◆ Prompt
Determine how many lines in the data below contain "utworu" and write only that number.

◆ Record list
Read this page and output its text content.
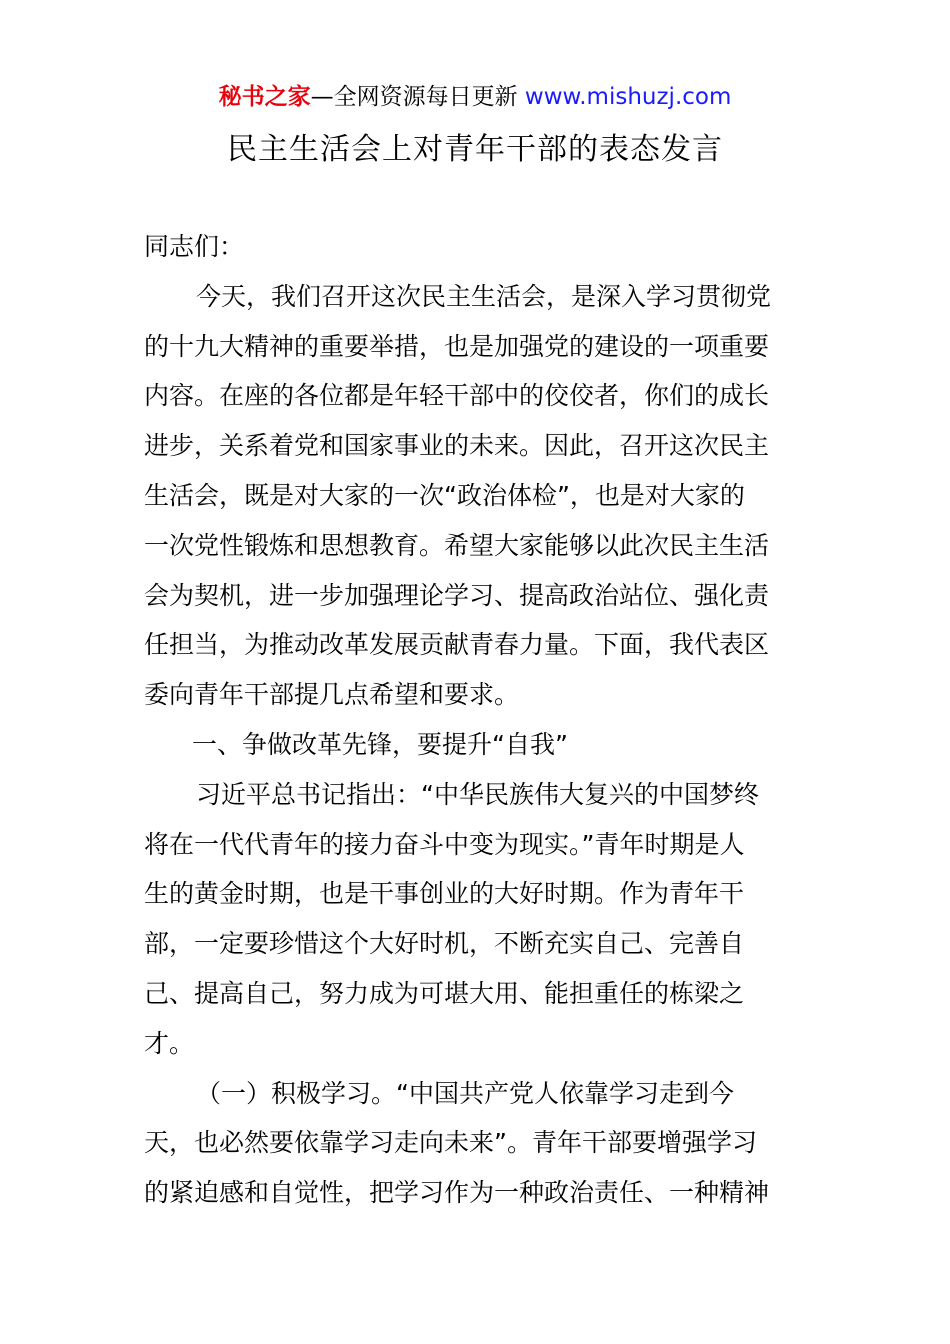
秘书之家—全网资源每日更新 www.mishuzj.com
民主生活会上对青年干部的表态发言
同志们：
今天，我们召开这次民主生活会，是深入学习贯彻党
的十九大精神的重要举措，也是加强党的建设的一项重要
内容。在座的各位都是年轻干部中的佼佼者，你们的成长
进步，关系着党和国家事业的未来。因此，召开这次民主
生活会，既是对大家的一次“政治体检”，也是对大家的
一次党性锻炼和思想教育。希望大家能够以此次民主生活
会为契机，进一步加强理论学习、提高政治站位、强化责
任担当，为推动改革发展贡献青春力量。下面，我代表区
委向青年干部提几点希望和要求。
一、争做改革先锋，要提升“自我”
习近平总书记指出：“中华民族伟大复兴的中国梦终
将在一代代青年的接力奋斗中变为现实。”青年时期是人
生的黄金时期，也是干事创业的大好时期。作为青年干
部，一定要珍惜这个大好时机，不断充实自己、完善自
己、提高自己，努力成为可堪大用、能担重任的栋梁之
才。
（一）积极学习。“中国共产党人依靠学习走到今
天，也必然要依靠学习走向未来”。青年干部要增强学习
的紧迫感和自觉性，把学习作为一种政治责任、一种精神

--

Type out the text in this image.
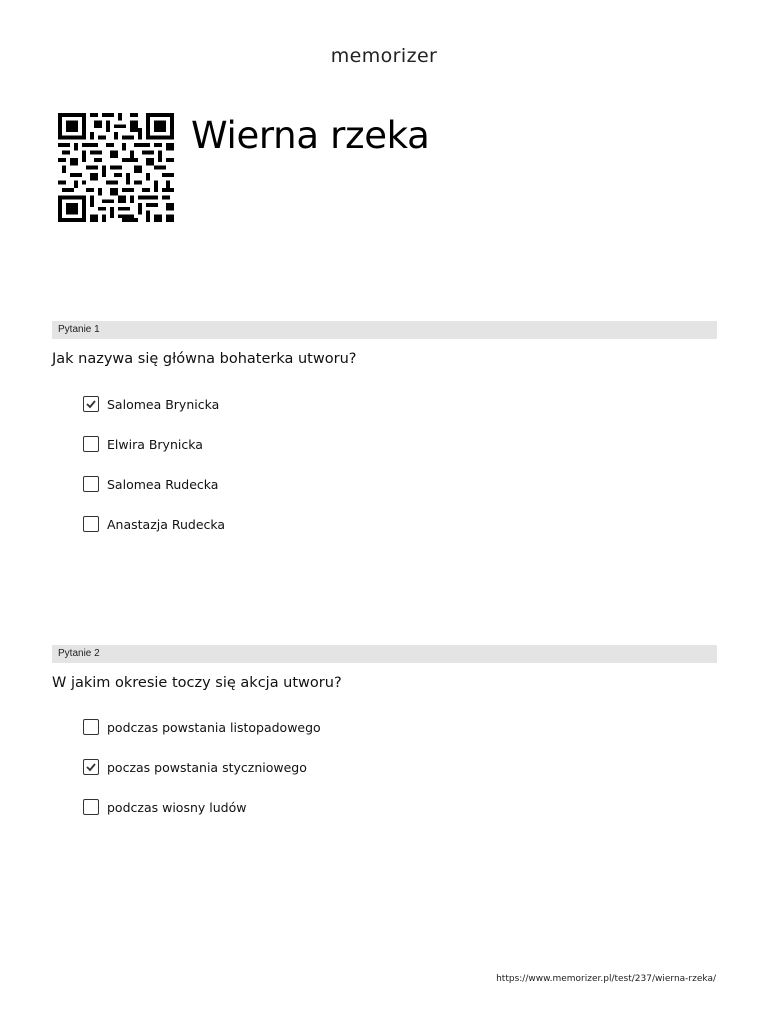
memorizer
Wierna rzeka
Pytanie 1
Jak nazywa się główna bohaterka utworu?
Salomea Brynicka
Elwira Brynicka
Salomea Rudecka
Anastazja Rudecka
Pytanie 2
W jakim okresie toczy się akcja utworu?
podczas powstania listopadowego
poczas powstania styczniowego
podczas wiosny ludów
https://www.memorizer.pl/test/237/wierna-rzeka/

◆ Solution
2